**Required work:**
1 - Answer these questions from the homeowners insurance text:
(a) What should you ask the agent for before buying a policy?
(b) Which types of property does the text name as commonly having limits in homeowner policies?
(c) How many common mistakes does the text say to avoid?
2 - Copy the listing word for word, starting at its first line and ending at the line that contains "user-flair: Engineering Manager".

Is your homeowners insurance enough to replace your home and possessions? image via Flickr

Homeowner’s insurance can be the best money you have ever spent if fire destroys your home or a home invader takes some stuff and trashes the rest.  But many homeowners’ make critical mistakes when purchasing their policies that only become apparent after a loss, when it is too late to do anything about them.  Mistakes like these can cost a lot of money and may leave you with an unpaid mortgage, an unusable house, and nowhere to call home.  Make the most of the protection homeowner’s policies offer by avoiding these 5 common mistakes.

1.     Not Reading the Policy Documents

This can be a costly mistake as the policy document outlines exactly what is covered and not covered by the insurance company.  The discussion you have with your agent may leave out important considerations and it is likely that you believe you are covered for things that are not actually covered by your policy.  Before buying a policy, ask the agent for a sample of the policy documents that mirror the policy you are considering.  This will give you the chance to read through the policy and ask any questions you need answered before you are committed.

2.     Not Scheduling High-Value Property

Another very costly mistake that many homeowners make is not scheduling property that falls outside the individual property limits of their policy.  If you are surprised that your policy has limits on specific kinds of property, you haven’t read your policy.  Almost every homeowner policy includes limits on the loss of specific types of property like computers, jewelry, stamps, coins, and firearms.  If the value of your property in that category exceeds the policy limit, you need to ensure that your policy has a rider that will cover the excess value if there is a loss.

**Material for this exercise:**
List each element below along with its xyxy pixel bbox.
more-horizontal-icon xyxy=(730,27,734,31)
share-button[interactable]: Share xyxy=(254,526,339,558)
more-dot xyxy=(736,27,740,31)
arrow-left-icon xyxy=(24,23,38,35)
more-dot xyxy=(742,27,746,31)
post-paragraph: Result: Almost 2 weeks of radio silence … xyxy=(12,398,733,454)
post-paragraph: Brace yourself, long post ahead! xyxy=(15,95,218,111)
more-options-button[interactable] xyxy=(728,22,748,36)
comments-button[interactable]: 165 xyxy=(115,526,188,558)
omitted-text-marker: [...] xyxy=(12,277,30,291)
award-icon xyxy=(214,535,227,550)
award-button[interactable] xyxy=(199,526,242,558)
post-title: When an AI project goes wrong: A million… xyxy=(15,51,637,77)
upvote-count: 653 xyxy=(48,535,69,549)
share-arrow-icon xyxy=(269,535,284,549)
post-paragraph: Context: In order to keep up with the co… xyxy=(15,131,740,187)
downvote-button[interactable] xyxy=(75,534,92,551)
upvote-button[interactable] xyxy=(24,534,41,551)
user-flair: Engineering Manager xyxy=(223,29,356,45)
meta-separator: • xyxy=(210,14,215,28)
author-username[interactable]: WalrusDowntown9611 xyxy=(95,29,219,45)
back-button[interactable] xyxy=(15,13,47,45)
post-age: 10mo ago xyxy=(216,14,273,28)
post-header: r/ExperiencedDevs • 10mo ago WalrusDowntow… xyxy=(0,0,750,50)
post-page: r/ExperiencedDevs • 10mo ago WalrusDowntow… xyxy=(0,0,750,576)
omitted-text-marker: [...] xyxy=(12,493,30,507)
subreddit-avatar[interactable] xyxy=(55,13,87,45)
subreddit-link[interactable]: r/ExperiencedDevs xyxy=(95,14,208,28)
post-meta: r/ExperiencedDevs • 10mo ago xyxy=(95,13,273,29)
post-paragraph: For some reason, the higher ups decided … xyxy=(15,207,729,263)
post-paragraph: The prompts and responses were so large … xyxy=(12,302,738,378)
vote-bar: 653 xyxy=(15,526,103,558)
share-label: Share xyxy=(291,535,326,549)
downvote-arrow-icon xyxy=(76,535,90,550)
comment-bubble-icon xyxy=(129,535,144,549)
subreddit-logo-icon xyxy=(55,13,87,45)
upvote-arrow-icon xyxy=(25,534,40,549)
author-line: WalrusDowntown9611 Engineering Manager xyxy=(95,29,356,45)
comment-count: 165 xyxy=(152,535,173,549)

**Solutions to the tasks:**
1 -
(a) A sample of the policy documents that mirror the policy you are considering.
(b) Computers, jewelry, stamps, coins, and firearms.
(c) 5.

2 -
List each element below along with its xyxy pixel bbox.
more-horizontal-icon xyxy=(730,27,734,31)
share-button[interactable]: Share xyxy=(254,526,339,558)
more-dot xyxy=(736,27,740,31)
arrow-left-icon xyxy=(24,23,38,35)
more-dot xyxy=(742,27,746,31)
post-paragraph: Result: Almost 2 weeks of radio silence … xyxy=(12,398,733,454)
post-paragraph: Brace yourself, long post ahead! xyxy=(15,95,218,111)
more-options-button[interactable] xyxy=(728,22,748,36)
comments-button[interactable]: 165 xyxy=(115,526,188,558)
omitted-text-marker: [...] xyxy=(12,277,30,291)
award-icon xyxy=(214,535,227,550)
award-button[interactable] xyxy=(199,526,242,558)
post-title: When an AI project goes wrong: A million… xyxy=(15,51,637,77)
upvote-count: 653 xyxy=(48,535,69,549)
share-arrow-icon xyxy=(269,535,284,549)
post-paragraph: Context: In order to keep up with the co… xyxy=(15,131,740,187)
downvote-button[interactable] xyxy=(75,534,92,551)
upvote-button[interactable] xyxy=(24,534,41,551)
user-flair: Engineering Manager xyxy=(223,29,356,45)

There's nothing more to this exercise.